WORK TO DO –
In the data below, find every line with the string "name" and pull it out.

SUPPLIED DATA –
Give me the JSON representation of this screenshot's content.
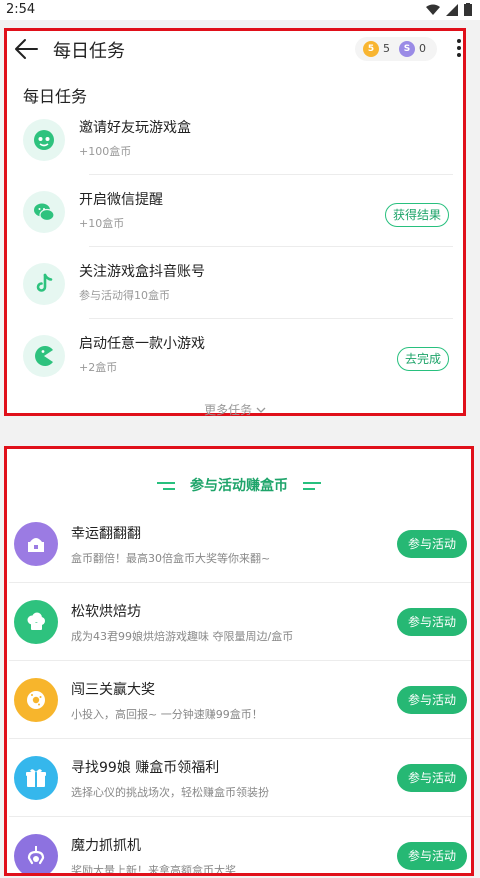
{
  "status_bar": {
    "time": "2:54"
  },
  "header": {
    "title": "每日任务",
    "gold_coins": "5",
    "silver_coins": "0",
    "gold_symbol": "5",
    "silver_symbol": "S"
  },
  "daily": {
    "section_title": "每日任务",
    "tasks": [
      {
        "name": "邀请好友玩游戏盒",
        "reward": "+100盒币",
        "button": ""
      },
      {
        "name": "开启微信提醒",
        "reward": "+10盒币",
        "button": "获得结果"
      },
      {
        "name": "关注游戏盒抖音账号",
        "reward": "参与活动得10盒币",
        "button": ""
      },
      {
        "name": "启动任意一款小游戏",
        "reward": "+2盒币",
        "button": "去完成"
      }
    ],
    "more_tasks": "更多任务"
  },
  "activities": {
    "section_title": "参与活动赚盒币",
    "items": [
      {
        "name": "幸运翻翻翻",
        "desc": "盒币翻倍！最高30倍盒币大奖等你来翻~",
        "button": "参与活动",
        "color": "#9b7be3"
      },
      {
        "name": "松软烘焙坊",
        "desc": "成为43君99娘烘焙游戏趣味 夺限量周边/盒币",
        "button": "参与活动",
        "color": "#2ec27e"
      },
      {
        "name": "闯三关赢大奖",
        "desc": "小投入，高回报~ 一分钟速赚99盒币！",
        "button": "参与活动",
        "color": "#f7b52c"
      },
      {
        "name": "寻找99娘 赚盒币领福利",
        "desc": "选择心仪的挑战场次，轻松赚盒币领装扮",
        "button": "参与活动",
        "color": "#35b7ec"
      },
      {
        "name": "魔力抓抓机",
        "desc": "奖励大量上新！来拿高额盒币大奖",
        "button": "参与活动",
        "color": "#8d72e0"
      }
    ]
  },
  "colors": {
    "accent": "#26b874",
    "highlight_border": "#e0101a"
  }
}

* * *

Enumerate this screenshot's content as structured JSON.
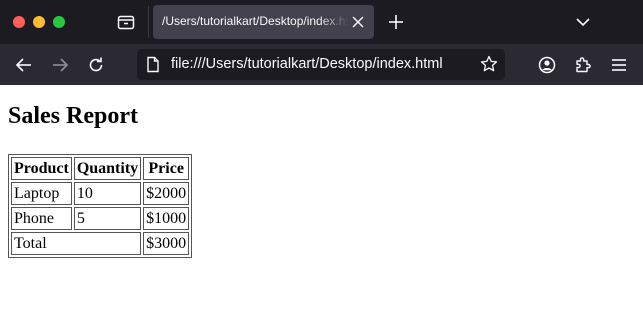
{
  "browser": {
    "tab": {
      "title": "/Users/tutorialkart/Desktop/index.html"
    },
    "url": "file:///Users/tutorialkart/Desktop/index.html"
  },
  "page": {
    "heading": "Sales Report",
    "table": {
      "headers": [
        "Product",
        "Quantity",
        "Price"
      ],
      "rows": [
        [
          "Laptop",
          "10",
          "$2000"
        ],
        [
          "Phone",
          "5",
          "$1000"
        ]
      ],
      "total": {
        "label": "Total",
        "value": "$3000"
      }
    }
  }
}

...

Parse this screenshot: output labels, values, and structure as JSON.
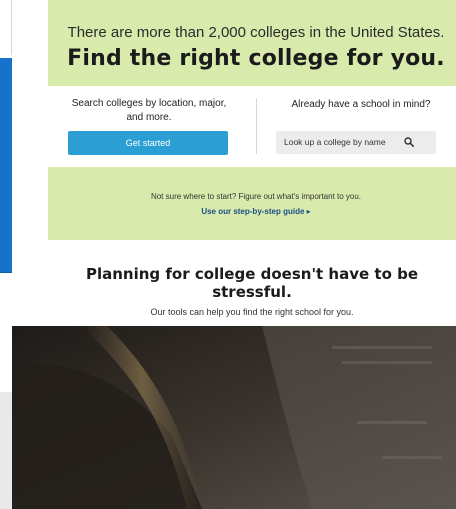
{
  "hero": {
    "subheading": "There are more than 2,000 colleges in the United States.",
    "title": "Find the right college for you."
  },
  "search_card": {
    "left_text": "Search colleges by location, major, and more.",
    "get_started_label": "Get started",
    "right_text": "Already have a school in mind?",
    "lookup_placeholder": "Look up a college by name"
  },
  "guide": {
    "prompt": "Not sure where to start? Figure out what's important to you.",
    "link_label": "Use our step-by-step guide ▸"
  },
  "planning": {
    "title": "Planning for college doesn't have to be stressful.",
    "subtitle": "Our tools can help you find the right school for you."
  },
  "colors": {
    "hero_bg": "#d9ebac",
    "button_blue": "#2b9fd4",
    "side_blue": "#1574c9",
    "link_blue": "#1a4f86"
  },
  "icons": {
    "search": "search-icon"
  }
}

RESULT OF THIS TASK –
        "name": "邀请好友玩游戏盒",
        "name": "开启微信提醒",
        "name": "关注游戏盒抖音账号",
        "name": "启动任意一款小游戏",
        "name": "幸运翻翻翻",
        "name": "松软烘焙坊",
        "name": "闯三关赢大奖",
        "name": "寻找99娘 赚盒币领福利",
        "name": "魔力抓抓机",
    "lookup_placeholder": "Look up a college by name"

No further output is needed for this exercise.